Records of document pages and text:

============================================================

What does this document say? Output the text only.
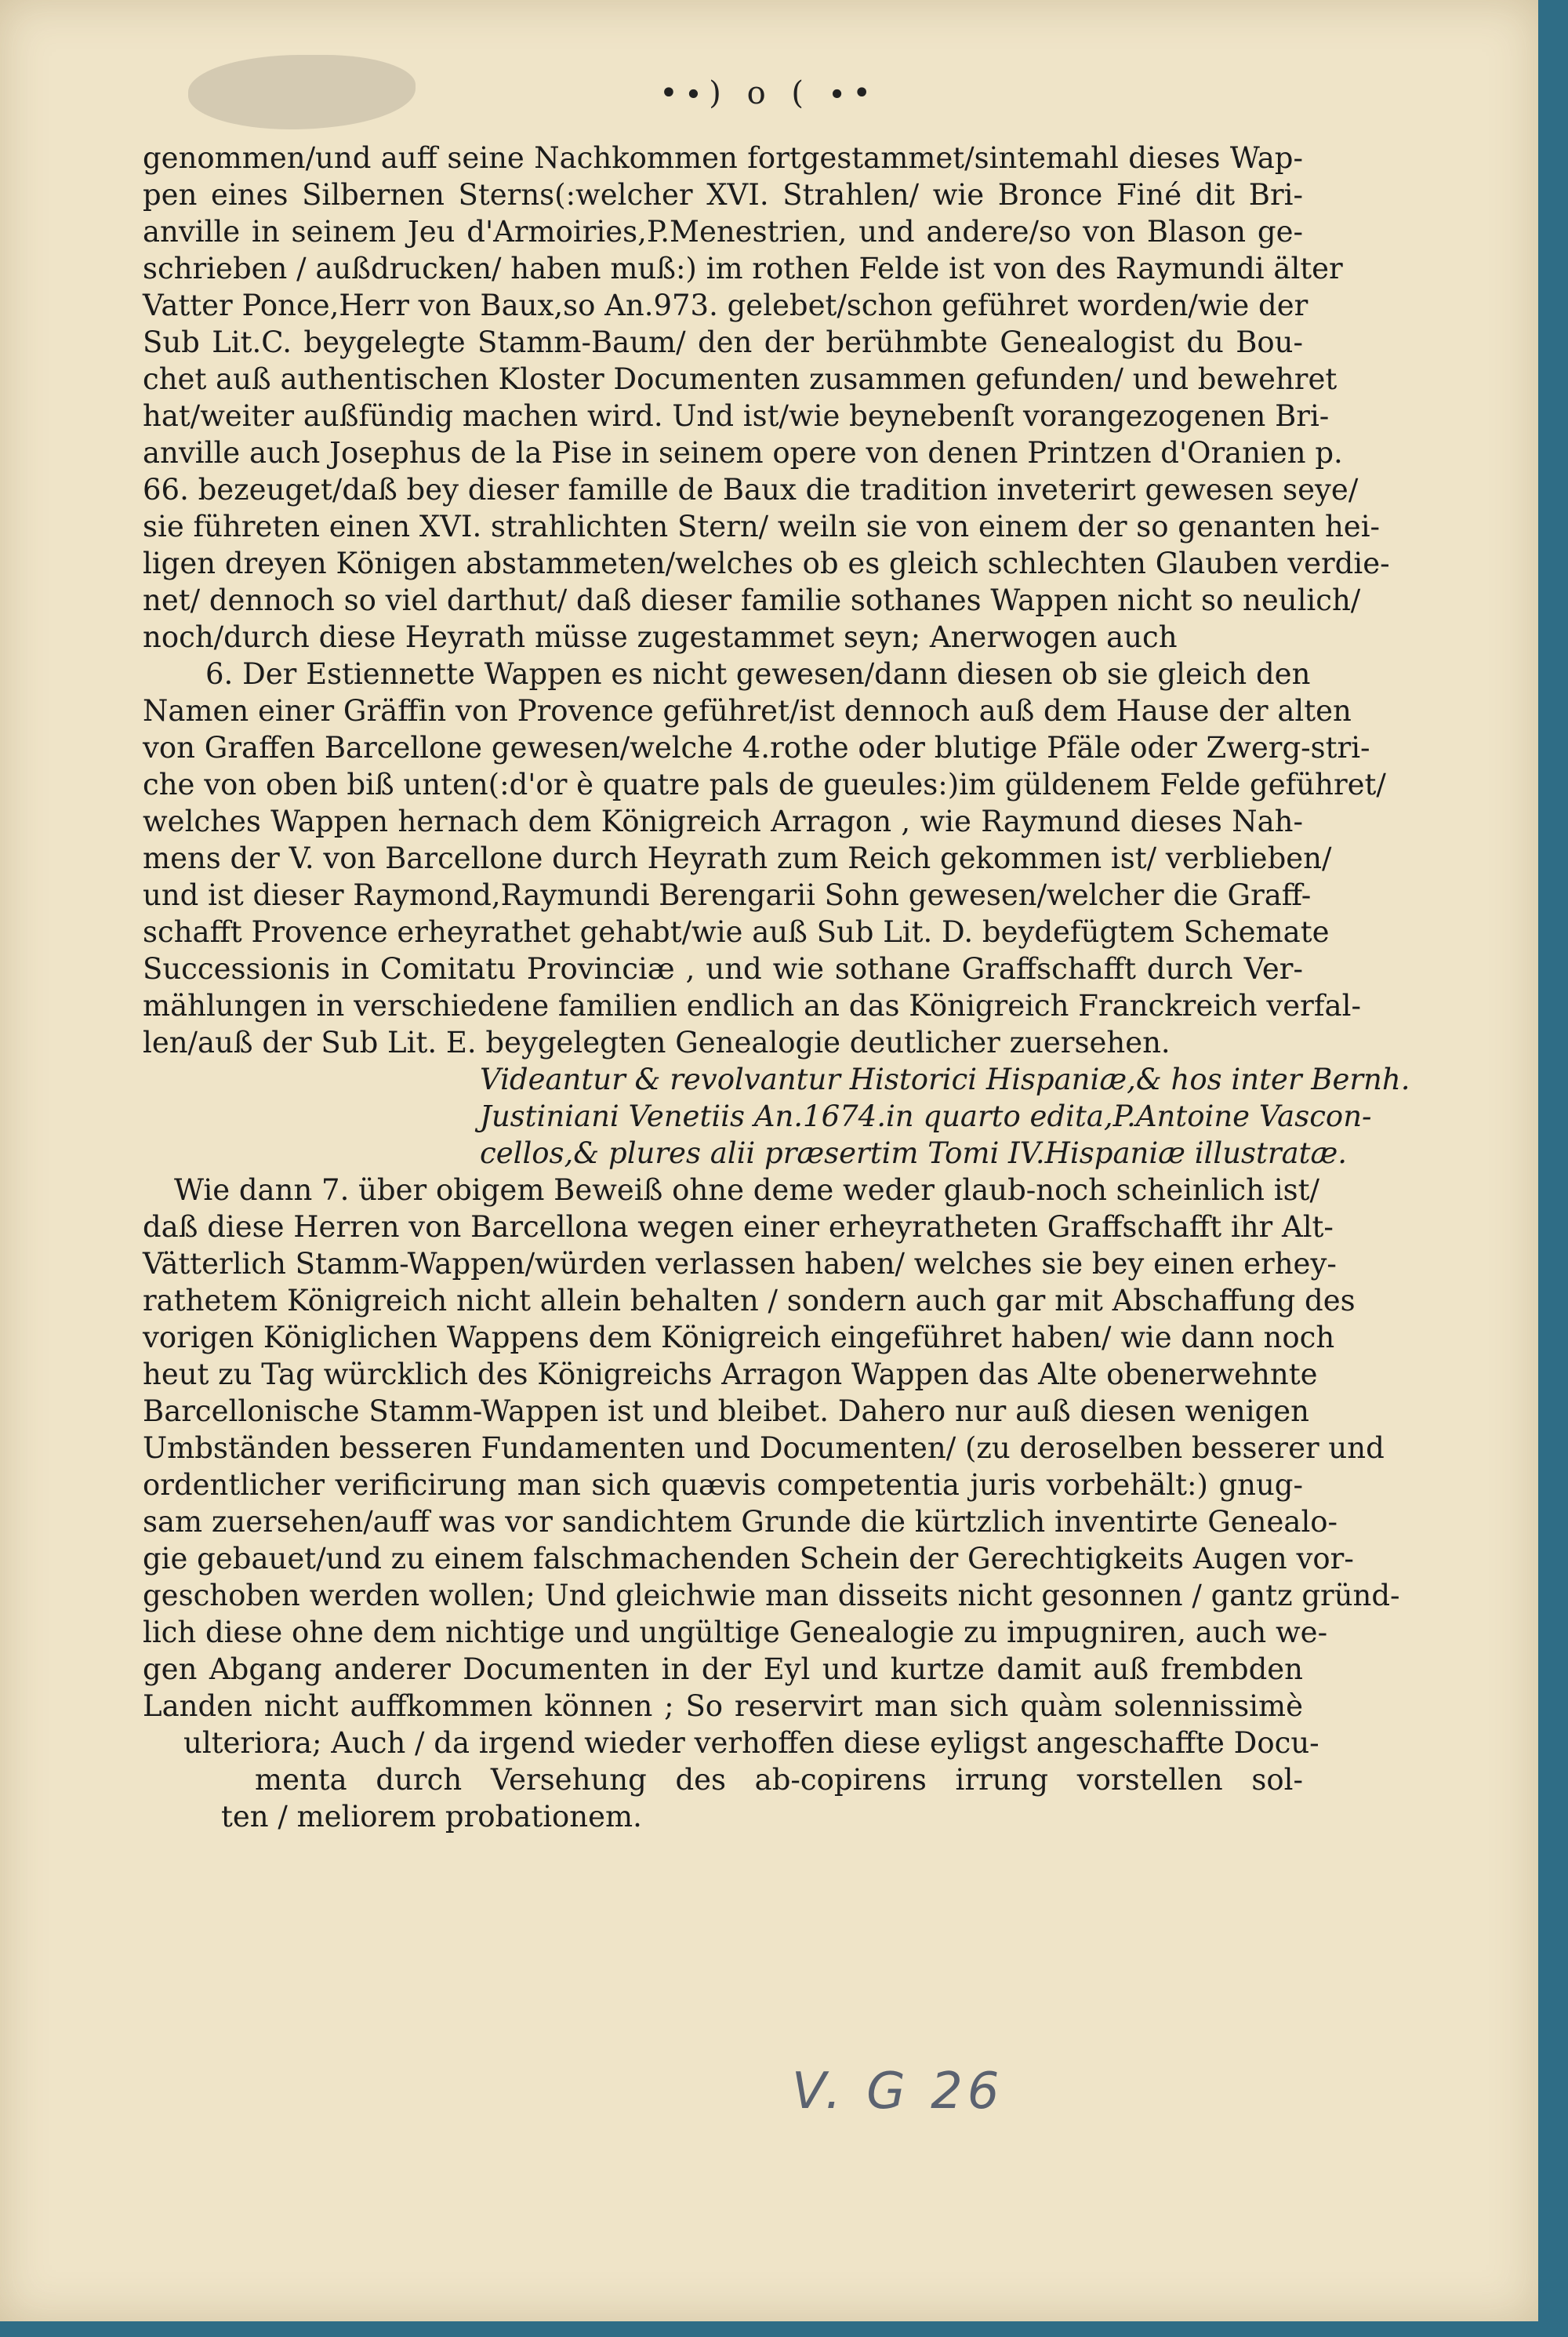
•∙) o ( ∙•
genommen/und auff seine Nachkommen fortgestammet/sintemahl dieses Wap-
pen eines Silbernen Sterns(:welcher XVI. Strahlen/ wie Bronce Finé dit Bri-
anville in seinem Jeu d'Armoiries,P.Menestrien, und andere/so von Blason ge-
schrieben / außdrucken/ haben muß:) im rothen Felde ist von des Raymundi älter
Vatter Ponce,Herr von Baux,so An.973. gelebet/schon geführet worden/wie der
Sub Lit.C. beygelegte Stamm-Baum/ den der berühmbte Genealogist du Bou-
chet auß authentischen Kloster Documenten zusammen gefunden/ und bewehret
hat/weiter außfündig machen wird. Und ist/wie beynebenſt vorangezogenen Bri-
anville auch Josephus de la Pise in seinem opere von denen Printzen d'Oranien p.
66. bezeuget/daß bey dieser famille de Baux die tradition inveterirt gewesen seye/
sie führeten einen XVI. strahlichten Stern/ weiln sie von einem der so genanten hei-
ligen dreyen Königen abstammeten/welches ob es gleich schlechten Glauben verdie-
net/ dennoch so viel darthut/ daß dieser familie sothanes Wappen nicht so neulich/
noch/durch diese Heyrath müsse zugestammet seyn; Anerwogen auch
6. Der Estiennette Wappen es nicht gewesen/dann diesen ob sie gleich den
Namen einer Gräffin von Provence geführet/ist dennoch auß dem Hause der alten
von Graffen Barcellone gewesen/welche 4.rothe oder blutige Pfäle oder Zwerg-stri-
che von oben biß unten(:d'or è quatre pals de gueules:)im güldenem Felde geführet/
welches Wappen hernach dem Königreich Arragon , wie Raymund dieses Nah-
mens der V. von Barcellone durch Heyrath zum Reich gekommen ist/ verblieben/
und ist dieser Raymond,Raymundi Berengarii Sohn gewesen/welcher die Graff-
schafft Provence erheyrathet gehabt/wie auß Sub Lit. D. beydefügtem Schemate
Successionis in Comitatu Provinciæ , und wie sothane Graffschafft durch Ver-
mählungen in verschiedene familien endlich an das Königreich Franckreich verfal-
len/auß der Sub Lit. E. beygelegten Genealogie deutlicher zuersehen.
Videantur & revolvantur Historici Hispaniæ,& hos inter Bernh.
Justiniani Venetiis An.1674.in quarto edita,P.Antoine Vascon-
cellos,& plures alii præsertim Tomi IV.Hispaniæ illustratæ.
Wie dann 7. über obigem Beweiß ohne deme weder glaub-noch scheinlich ist/
daß diese Herren von Barcellona wegen einer erheyratheten Graffschafft ihr Alt-
Vätterlich Stamm-Wappen/würden verlassen haben/ welches sie bey einen erhey-
rathetem Königreich nicht allein behalten / sondern auch gar mit Abschaffung des
vorigen Königlichen Wappens dem Königreich eingeführet haben/ wie dann noch
heut zu Tag würcklich des Königreichs Arragon Wappen das Alte obenerwehnte
Barcellonische Stamm-Wappen ist und bleibet. Dahero nur auß diesen wenigen
Umbständen besseren Fundamenten und Documenten/ (zu deroselben besserer und
ordentlicher verificirung man sich quævis competentia juris vorbehält:) gnug-
sam zuersehen/auff was vor sandichtem Grunde die kürtzlich inventirte Genealo-
gie gebauet/und zu einem falschmachenden Schein der Gerechtigkeits Augen vor-
geschoben werden wollen; Und gleichwie man disseits nicht gesonnen / gantz gründ-
lich diese ohne dem nichtige und ungültige Genealogie zu impugniren, auch we-
gen Abgang anderer Documenten in der Eyl und kurtze damit auß frembden
Landen nicht auffkommen können ; So reservirt man sich quàm solennissimè
ulteriora; Auch / da irgend wieder verhoffen diese eyligst angeschaffte Docu-
menta durch Versehung des ab-copirens irrung vorstellen sol-
ten / meliorem probationem.
V. G 26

============================================================

Tally the lines above that include "dann", and reply with only the tally.

■ **Task response**
3